#### [PROMPT]
Give the data below again, word for word.

START MATERIAL FOR THIS EXERCISE

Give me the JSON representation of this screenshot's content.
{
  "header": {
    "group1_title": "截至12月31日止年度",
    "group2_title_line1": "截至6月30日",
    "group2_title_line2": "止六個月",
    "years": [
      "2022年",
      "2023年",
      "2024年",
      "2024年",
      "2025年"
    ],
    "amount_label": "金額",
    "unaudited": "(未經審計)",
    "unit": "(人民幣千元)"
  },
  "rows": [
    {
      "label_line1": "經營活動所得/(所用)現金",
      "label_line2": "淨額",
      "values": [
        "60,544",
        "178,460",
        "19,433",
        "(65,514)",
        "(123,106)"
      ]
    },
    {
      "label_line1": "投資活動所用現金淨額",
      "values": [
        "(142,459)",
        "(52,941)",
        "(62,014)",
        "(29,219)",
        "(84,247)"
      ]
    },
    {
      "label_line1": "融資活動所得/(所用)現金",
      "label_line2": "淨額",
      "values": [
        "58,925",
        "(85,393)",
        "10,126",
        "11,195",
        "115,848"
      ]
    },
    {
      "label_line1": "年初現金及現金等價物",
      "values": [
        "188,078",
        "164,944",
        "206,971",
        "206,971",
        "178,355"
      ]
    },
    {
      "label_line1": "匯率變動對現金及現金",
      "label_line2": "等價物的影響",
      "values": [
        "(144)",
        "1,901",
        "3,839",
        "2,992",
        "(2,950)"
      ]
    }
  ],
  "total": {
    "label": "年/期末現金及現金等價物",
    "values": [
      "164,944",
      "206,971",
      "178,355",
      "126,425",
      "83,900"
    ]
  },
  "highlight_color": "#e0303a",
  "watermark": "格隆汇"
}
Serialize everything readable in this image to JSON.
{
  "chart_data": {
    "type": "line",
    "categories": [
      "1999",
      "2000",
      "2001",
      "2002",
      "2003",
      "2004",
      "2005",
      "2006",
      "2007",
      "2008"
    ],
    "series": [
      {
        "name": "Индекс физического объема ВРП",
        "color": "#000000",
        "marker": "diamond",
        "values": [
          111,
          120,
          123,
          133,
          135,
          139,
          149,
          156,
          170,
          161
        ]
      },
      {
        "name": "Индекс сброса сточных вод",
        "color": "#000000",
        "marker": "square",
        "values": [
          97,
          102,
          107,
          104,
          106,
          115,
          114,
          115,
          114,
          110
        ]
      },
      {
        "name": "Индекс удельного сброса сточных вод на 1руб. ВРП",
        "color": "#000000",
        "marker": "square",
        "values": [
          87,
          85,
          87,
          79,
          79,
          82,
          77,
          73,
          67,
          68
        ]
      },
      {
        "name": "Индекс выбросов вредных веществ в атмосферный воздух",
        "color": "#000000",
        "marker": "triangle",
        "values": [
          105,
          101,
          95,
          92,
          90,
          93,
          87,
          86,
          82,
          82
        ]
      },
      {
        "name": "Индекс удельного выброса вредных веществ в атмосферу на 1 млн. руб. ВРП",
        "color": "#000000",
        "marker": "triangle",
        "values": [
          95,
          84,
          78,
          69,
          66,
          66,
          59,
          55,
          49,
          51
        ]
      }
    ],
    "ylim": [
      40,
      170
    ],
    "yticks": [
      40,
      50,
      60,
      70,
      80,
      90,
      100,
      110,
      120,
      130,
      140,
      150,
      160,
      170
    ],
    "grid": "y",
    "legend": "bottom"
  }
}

END MATERIAL FOR THIS EXERCISE

#### [SOLVED PROBLEM]
Give me the JSON representation of this screenshot's content.
{
  "header": {
    "group1_title": "截至12月31日止年度",
    "group2_title_line1": "截至6月30日",
    "group2_title_line2": "止六個月",
    "years": [
      "2022年",
      "2023年",
      "2024年",
      "2024年",
      "2025年"
    ],
    "amount_label": "金額",
    "unaudited": "(未經審計)",
    "unit": "(人民幣千元)"
  },
  "rows": [
    {
      "label_line1": "經營活動所得/(所用)現金",
      "label_line2": "淨額",
      "values": [
        "60,544",
        "178,460",
        "19,433",
        "(65,514)",
        "(123,106)"
      ]
    },
    {
      "label_line1": "投資活動所用現金淨額",
      "values": [
        "(142,459)",
        "(52,941)",
        "(62,014)",
        "(29,219)",
        "(84,247)"
      ]
    },
    {
      "label_line1": "融資活動所得/(所用)現金",
      "label_line2": "淨額",
      "values": [
        "58,925",
        "(85,393)",
        "10,126",
        "11,195",
        "115,848"
      ]
    },
    {
      "label_line1": "年初現金及現金等價物",
      "values": [
        "188,078",
        "164,944",
        "206,971",
        "206,971",
        "178,355"
      ]
    },
    {
      "label_line1": "匯率變動對現金及現金",
      "label_line2": "等價物的影響",
      "values": [
        "(144)",
        "1,901",
        "3,839",
        "2,992",
        "(2,950)"
      ]
    }
  ],
  "total": {
    "label": "年/期末現金及現金等價物",
    "values": [
      "164,944",
      "206,971",
      "178,355",
      "126,425",
      "83,900"
    ]
  },
  "highlight_color": "#e0303a",
  "watermark": "格隆汇"
}
Serialize everything readable in this image to JSON.
{
  "chart_data": {
    "type": "line",
    "categories": [
      "1999",
      "2000",
      "2001",
      "2002",
      "2003",
      "2004",
      "2005",
      "2006",
      "2007",
      "2008"
    ],
    "series": [
      {
        "name": "Индекс физического объема ВРП",
        "color": "#000000",
        "marker": "diamond",
        "values": [
          111,
          120,
          123,
          133,
          135,
          139,
          149,
          156,
          170,
          161
        ]
      },
      {
        "name": "Индекс сброса сточных вод",
        "color": "#000000",
        "marker": "square",
        "values": [
          97,
          102,
          107,
          104,
          106,
          115,
          114,
          115,
          114,
          110
        ]
      },
      {
        "name": "Индекс удельного сброса сточных вод на 1руб. ВРП",
        "color": "#000000",
        "marker": "square",
        "values": [
          87,
          85,
          87,
          79,
          79,
          82,
          77,
          73,
          67,
          68
        ]
      },
      {
        "name": "Индекс выбросов вредных веществ в атмосферный воздух",
        "color": "#000000",
        "marker": "triangle",
        "values": [
          105,
          101,
          95,
          92,
          90,
          93,
          87,
          86,
          82,
          82
        ]
      },
      {
        "name": "Индекс удельного выброса вредных веществ в атмосферу на 1 млн. руб. ВРП",
        "color": "#000000",
        "marker": "triangle",
        "values": [
          95,
          84,
          78,
          69,
          66,
          66,
          59,
          55,
          49,
          51
        ]
      }
    ],
    "ylim": [
      40,
      170
    ],
    "yticks": [
      40,
      50,
      60,
      70,
      80,
      90,
      100,
      110,
      120,
      130,
      140,
      150,
      160,
      170
    ],
    "grid": "y",
    "legend": "bottom"
  }
}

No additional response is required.